> _Material supplied_
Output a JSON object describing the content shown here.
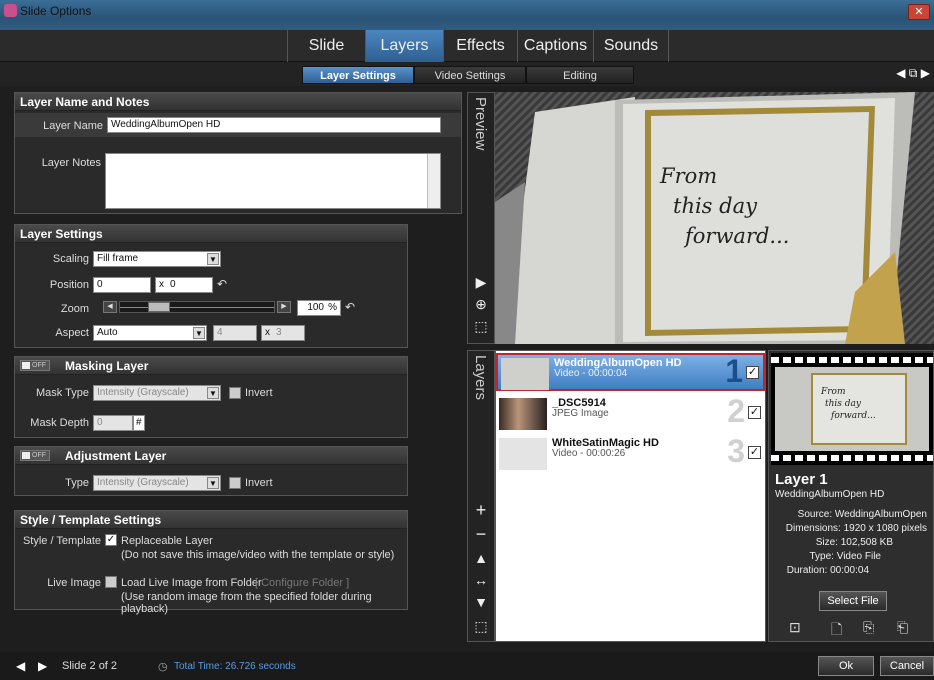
{
  "window": {
    "title": "Slide Options",
    "close_label": "✕"
  },
  "main_tabs": [
    {
      "label": "Slide"
    },
    {
      "label": "Layers",
      "active": true
    },
    {
      "label": "Effects"
    },
    {
      "label": "Captions"
    },
    {
      "label": "Sounds"
    }
  ],
  "sub_tabs": [
    {
      "label": "Layer Settings",
      "active": true
    },
    {
      "label": "Video Settings"
    },
    {
      "label": "Editing"
    }
  ],
  "name_notes": {
    "header": "Layer Name and Notes",
    "name_label": "Layer Name",
    "name_value": "WeddingAlbumOpen HD",
    "notes_label": "Layer Notes",
    "notes_value": ""
  },
  "layer_settings": {
    "header": "Layer Settings",
    "scaling_label": "Scaling",
    "scaling_value": "Fill frame",
    "position_label": "Position",
    "pos_x": "0",
    "pos_y": "0",
    "zoom_label": "Zoom",
    "zoom_value": "100",
    "zoom_unit": "%",
    "aspect_label": "Aspect",
    "aspect_value": "Auto",
    "aspect_w": "4",
    "aspect_h": "3",
    "x_sep": "x"
  },
  "masking": {
    "toggle": "OFF",
    "header": "Masking Layer",
    "mask_type_label": "Mask Type",
    "mask_type_value": "Intensity (Grayscale)",
    "invert_label": "Invert",
    "mask_depth_label": "Mask Depth",
    "mask_depth_value": "0",
    "depth_suffix": "#"
  },
  "adjustment": {
    "toggle": "OFF",
    "header": "Adjustment Layer",
    "type_label": "Type",
    "type_value": "Intensity (Grayscale)",
    "invert_label": "Invert"
  },
  "style": {
    "header": "Style / Template Settings",
    "st_label": "Style / Template",
    "replaceable_label": "Replaceable Layer",
    "replaceable_note": "(Do not save this image/video with the template or style)",
    "live_label": "Live Image",
    "live_cb_label": "Load Live Image from Folder",
    "configure_label": "[ Configure Folder ]",
    "live_note": "(Use random image from the specified folder during playback)"
  },
  "preview": {
    "label": "Preview",
    "line1": "From",
    "line2": "this day",
    "line3": "forward..."
  },
  "layers_panel": {
    "label": "Layers",
    "rows": [
      {
        "name": "WeddingAlbumOpen HD",
        "sub": "Video - 00:00:04",
        "num": "1",
        "selected": true
      },
      {
        "name": "_DSC5914",
        "sub": "JPEG Image",
        "num": "2",
        "selected": false
      },
      {
        "name": "WhiteSatinMagic HD",
        "sub": "Video - 00:00:26",
        "num": "3",
        "selected": false
      }
    ]
  },
  "layer_info": {
    "title": "Layer 1",
    "subtitle": "WeddingAlbumOpen HD",
    "source": "Source: WeddingAlbumOpen",
    "dimensions": "Dimensions: 1920 x 1080 pixels",
    "size": "Size: 102,508 KB",
    "type": "Type: Video File",
    "duration": "Duration: 00:00:04",
    "select_file": "Select File",
    "thumb_line1": "From",
    "thumb_line2": "this day",
    "thumb_line3": "forward..."
  },
  "status": {
    "slide": "Slide 2 of 2",
    "total_time": "Total Time: 26.726 seconds",
    "ok": "Ok",
    "cancel": "Cancel"
  },
  "colors": {
    "accent": "#3f7ec2",
    "selection_border": "#c0262d",
    "titlebar": "#2a5478"
  }
}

> _What you have to do_
Repeat the data exactly in full, omitting its pictures.

> _Final result_
Output a JSON object describing the content shown here.
{
  "window": {
    "title": "Slide Options",
    "close_label": "✕"
  },
  "main_tabs": [
    {
      "label": "Slide"
    },
    {
      "label": "Layers",
      "active": true
    },
    {
      "label": "Effects"
    },
    {
      "label": "Captions"
    },
    {
      "label": "Sounds"
    }
  ],
  "sub_tabs": [
    {
      "label": "Layer Settings",
      "active": true
    },
    {
      "label": "Video Settings"
    },
    {
      "label": "Editing"
    }
  ],
  "name_notes": {
    "header": "Layer Name and Notes",
    "name_label": "Layer Name",
    "name_value": "WeddingAlbumOpen HD",
    "notes_label": "Layer Notes",
    "notes_value": ""
  },
  "layer_settings": {
    "header": "Layer Settings",
    "scaling_label": "Scaling",
    "scaling_value": "Fill frame",
    "position_label": "Position",
    "pos_x": "0",
    "pos_y": "0",
    "zoom_label": "Zoom",
    "zoom_value": "100",
    "zoom_unit": "%",
    "aspect_label": "Aspect",
    "aspect_value": "Auto",
    "aspect_w": "4",
    "aspect_h": "3",
    "x_sep": "x"
  },
  "masking": {
    "toggle": "OFF",
    "header": "Masking Layer",
    "mask_type_label": "Mask Type",
    "mask_type_value": "Intensity (Grayscale)",
    "invert_label": "Invert",
    "mask_depth_label": "Mask Depth",
    "mask_depth_value": "0",
    "depth_suffix": "#"
  },
  "adjustment": {
    "toggle": "OFF",
    "header": "Adjustment Layer",
    "type_label": "Type",
    "type_value": "Intensity (Grayscale)",
    "invert_label": "Invert"
  },
  "style": {
    "header": "Style / Template Settings",
    "st_label": "Style / Template",
    "replaceable_label": "Replaceable Layer",
    "replaceable_note": "(Do not save this image/video with the template or style)",
    "live_label": "Live Image",
    "live_cb_label": "Load Live Image from Folder",
    "configure_label": "[ Configure Folder ]",
    "live_note": "(Use random image from the specified folder during playback)"
  },
  "preview": {
    "label": "Preview",
    "line1": "From",
    "line2": "this day",
    "line3": "forward..."
  },
  "layers_panel": {
    "label": "Layers",
    "rows": [
      {
        "name": "WeddingAlbumOpen HD",
        "sub": "Video - 00:00:04",
        "num": "1",
        "selected": true
      },
      {
        "name": "_DSC5914",
        "sub": "JPEG Image",
        "num": "2",
        "selected": false
      },
      {
        "name": "WhiteSatinMagic HD",
        "sub": "Video - 00:00:26",
        "num": "3",
        "selected": false
      }
    ]
  },
  "layer_info": {
    "title": "Layer 1",
    "subtitle": "WeddingAlbumOpen HD",
    "source": "Source: WeddingAlbumOpen",
    "dimensions": "Dimensions: 1920 x 1080 pixels",
    "size": "Size: 102,508 KB",
    "type": "Type: Video File",
    "duration": "Duration: 00:00:04",
    "select_file": "Select File",
    "thumb_line1": "From",
    "thumb_line2": "this day",
    "thumb_line3": "forward..."
  },
  "status": {
    "slide": "Slide 2 of 2",
    "total_time": "Total Time: 26.726 seconds",
    "ok": "Ok",
    "cancel": "Cancel"
  },
  "colors": {
    "accent": "#3f7ec2",
    "selection_border": "#c0262d",
    "titlebar": "#2a5478"
  }
}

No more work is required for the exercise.